Exercise details:
Show every line in the records below that contains the word "growth".

Dataset extract:
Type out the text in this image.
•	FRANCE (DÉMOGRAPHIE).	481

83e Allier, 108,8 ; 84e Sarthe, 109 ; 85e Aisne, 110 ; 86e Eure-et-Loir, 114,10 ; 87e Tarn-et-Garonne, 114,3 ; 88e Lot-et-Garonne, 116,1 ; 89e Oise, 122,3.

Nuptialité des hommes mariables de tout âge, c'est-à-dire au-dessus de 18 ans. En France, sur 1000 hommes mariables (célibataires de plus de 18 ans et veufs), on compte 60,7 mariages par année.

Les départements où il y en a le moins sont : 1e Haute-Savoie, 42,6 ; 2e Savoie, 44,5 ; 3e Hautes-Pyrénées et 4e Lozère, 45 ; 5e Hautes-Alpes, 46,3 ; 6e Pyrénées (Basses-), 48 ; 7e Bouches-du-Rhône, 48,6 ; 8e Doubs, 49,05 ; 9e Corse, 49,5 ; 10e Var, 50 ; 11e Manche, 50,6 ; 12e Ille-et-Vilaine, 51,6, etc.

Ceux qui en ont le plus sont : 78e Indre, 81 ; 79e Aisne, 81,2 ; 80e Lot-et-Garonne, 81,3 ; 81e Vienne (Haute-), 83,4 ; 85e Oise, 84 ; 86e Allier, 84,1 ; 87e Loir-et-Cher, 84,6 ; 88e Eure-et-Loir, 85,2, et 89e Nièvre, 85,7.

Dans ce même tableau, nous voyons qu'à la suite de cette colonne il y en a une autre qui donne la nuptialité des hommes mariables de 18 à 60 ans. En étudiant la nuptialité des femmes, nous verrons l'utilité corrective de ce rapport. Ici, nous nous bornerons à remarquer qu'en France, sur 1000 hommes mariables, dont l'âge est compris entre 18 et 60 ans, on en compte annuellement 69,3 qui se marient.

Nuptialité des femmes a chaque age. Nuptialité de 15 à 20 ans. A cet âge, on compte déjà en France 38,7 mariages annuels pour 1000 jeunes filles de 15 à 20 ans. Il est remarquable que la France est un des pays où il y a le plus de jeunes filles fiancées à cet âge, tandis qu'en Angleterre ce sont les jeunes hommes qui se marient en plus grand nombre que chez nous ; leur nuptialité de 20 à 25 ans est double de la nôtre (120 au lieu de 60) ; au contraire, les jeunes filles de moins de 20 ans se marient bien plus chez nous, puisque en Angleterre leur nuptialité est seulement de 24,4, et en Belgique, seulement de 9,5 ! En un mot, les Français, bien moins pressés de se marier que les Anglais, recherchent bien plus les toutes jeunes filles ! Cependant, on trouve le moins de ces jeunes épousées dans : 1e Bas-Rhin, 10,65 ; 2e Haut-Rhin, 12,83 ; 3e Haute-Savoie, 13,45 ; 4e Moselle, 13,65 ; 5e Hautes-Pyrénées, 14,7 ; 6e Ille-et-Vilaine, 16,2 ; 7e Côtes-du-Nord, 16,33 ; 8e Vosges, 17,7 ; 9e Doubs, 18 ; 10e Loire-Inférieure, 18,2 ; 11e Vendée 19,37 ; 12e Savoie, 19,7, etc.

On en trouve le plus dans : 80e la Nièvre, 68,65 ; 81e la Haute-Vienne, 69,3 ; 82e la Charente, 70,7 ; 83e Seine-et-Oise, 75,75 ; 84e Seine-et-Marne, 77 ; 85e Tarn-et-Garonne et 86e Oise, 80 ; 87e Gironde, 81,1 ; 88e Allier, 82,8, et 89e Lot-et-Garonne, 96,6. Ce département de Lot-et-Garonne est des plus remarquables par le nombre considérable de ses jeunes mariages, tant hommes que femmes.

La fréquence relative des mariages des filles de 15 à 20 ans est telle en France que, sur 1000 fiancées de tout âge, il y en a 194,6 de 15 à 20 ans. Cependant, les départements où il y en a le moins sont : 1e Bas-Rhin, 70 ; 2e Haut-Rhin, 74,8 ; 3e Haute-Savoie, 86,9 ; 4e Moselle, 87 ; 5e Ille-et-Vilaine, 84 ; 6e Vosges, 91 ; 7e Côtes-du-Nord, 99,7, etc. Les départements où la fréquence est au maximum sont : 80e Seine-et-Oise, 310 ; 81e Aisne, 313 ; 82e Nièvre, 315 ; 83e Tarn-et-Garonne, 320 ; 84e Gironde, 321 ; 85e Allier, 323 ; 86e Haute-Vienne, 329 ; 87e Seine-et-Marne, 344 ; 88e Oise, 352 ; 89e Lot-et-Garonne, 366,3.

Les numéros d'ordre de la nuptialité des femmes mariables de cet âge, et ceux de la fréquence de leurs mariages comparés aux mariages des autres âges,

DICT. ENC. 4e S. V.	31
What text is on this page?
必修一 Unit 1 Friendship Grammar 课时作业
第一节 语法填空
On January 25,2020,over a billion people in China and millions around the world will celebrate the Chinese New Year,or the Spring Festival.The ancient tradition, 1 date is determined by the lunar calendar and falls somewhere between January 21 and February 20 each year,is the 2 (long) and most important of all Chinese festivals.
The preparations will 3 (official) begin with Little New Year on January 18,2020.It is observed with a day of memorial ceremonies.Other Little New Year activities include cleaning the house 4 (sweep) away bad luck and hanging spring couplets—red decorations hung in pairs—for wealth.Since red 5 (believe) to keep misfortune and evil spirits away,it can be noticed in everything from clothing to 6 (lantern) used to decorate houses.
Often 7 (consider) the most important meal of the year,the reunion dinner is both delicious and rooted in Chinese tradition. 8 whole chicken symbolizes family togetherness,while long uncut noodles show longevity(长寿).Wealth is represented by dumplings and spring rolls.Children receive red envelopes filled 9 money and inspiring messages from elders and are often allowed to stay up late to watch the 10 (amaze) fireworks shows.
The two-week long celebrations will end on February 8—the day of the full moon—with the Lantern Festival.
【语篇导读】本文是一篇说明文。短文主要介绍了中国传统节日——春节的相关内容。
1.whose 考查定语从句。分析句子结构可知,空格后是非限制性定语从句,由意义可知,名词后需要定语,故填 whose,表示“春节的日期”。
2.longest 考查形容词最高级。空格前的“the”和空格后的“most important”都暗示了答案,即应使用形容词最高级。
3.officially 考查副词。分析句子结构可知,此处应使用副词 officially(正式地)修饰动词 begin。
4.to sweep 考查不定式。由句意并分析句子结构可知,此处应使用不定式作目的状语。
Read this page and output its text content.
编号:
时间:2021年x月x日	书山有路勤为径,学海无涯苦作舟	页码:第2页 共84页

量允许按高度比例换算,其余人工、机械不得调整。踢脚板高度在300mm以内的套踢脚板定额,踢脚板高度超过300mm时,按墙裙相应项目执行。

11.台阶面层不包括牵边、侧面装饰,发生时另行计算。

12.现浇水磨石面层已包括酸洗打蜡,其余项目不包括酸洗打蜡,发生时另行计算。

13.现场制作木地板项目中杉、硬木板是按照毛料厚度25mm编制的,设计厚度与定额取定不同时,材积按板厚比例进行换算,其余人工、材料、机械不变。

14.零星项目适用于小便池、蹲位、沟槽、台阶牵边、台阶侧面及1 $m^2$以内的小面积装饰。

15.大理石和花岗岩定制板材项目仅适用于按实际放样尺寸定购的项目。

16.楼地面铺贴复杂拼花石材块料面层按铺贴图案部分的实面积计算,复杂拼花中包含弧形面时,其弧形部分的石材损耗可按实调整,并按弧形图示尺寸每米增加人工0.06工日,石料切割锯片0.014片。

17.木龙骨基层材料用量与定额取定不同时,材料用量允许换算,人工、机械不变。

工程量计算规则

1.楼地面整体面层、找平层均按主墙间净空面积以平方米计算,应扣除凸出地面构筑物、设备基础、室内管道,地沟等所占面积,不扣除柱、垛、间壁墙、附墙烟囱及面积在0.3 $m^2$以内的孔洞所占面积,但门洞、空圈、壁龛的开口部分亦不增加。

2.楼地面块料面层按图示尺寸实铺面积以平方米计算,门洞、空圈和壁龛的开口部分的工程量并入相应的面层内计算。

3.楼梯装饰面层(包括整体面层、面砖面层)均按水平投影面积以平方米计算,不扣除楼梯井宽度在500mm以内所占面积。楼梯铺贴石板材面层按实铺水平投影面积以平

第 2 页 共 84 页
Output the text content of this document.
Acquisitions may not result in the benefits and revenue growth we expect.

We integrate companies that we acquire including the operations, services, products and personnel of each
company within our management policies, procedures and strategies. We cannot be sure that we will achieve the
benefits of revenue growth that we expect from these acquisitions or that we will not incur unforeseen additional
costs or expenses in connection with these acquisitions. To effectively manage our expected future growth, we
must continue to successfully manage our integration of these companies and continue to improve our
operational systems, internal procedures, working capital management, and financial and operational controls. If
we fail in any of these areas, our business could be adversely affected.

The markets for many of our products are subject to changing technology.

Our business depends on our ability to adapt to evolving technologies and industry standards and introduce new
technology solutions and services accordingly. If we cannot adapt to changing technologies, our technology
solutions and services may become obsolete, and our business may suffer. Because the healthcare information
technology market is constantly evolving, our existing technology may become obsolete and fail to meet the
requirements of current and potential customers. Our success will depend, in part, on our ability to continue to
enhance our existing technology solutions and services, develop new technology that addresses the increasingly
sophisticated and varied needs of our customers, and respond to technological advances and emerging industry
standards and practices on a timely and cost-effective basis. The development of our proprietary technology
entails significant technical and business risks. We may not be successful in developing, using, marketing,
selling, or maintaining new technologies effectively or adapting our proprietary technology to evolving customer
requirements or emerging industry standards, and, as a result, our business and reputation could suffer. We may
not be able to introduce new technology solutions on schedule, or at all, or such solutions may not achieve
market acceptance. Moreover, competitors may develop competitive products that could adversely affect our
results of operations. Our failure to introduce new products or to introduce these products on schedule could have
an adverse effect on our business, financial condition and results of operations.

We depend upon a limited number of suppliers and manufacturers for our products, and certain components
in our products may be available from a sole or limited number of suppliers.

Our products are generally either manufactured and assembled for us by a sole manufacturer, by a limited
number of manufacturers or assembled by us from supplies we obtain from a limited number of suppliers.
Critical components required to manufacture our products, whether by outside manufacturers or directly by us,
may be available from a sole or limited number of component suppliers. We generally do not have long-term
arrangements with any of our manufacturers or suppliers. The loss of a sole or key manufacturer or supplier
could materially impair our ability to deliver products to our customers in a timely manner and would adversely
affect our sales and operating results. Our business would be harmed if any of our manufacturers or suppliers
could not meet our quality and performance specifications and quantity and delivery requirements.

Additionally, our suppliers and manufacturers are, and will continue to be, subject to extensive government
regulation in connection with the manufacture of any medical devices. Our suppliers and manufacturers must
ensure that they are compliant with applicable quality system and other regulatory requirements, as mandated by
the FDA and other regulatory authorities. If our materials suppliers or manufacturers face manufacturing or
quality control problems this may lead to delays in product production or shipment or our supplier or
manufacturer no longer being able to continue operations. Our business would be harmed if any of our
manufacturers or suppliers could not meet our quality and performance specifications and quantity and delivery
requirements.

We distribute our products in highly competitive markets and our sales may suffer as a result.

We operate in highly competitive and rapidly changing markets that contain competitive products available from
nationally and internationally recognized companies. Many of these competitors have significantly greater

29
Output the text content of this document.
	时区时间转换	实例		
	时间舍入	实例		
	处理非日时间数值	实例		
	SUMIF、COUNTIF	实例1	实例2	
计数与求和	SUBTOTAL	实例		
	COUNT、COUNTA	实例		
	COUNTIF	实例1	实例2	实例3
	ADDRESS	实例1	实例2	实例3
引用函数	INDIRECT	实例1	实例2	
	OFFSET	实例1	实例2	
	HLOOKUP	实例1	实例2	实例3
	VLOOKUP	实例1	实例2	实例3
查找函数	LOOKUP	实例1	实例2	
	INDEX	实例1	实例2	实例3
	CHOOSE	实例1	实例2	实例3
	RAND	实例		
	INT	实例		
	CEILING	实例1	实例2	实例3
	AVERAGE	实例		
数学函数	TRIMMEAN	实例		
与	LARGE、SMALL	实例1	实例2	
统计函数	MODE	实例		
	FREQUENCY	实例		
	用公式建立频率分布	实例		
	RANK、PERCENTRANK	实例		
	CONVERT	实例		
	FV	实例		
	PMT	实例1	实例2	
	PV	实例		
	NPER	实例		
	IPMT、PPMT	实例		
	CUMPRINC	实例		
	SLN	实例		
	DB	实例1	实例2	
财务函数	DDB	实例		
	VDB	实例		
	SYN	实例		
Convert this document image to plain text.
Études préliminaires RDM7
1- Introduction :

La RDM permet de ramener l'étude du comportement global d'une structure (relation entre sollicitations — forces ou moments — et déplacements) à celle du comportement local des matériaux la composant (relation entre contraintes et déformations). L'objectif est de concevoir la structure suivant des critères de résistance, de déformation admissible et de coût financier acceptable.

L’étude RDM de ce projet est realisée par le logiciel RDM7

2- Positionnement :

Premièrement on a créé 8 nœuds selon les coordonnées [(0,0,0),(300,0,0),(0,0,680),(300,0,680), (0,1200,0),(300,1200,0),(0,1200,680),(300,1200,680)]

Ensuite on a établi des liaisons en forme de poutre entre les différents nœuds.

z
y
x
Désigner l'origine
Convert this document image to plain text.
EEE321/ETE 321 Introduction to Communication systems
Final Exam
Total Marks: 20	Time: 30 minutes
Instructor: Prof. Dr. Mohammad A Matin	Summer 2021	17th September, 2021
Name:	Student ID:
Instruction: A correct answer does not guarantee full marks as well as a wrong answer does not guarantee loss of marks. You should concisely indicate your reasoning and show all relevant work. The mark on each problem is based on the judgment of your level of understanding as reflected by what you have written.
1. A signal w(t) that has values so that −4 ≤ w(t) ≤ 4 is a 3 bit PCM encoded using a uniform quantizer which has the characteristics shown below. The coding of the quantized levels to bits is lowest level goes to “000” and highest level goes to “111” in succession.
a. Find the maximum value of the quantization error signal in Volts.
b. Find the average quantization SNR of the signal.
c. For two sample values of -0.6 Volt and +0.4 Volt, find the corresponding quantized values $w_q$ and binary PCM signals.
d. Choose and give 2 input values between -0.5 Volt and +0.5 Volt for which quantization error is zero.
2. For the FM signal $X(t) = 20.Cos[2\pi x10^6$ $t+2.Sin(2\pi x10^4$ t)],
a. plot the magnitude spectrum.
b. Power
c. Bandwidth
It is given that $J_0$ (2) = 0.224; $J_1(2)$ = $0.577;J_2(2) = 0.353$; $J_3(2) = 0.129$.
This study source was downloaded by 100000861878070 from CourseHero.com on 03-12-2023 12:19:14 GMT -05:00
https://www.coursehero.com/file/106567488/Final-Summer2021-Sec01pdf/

Problem solution:
Acquisitions may not result in the benefits and revenue growth we expect.
benefits of revenue growth that we expect from these acquisitions or that we will not incur unforeseen additional
costs or expenses in connection with these acquisitions. To effectively manage our expected future growth, we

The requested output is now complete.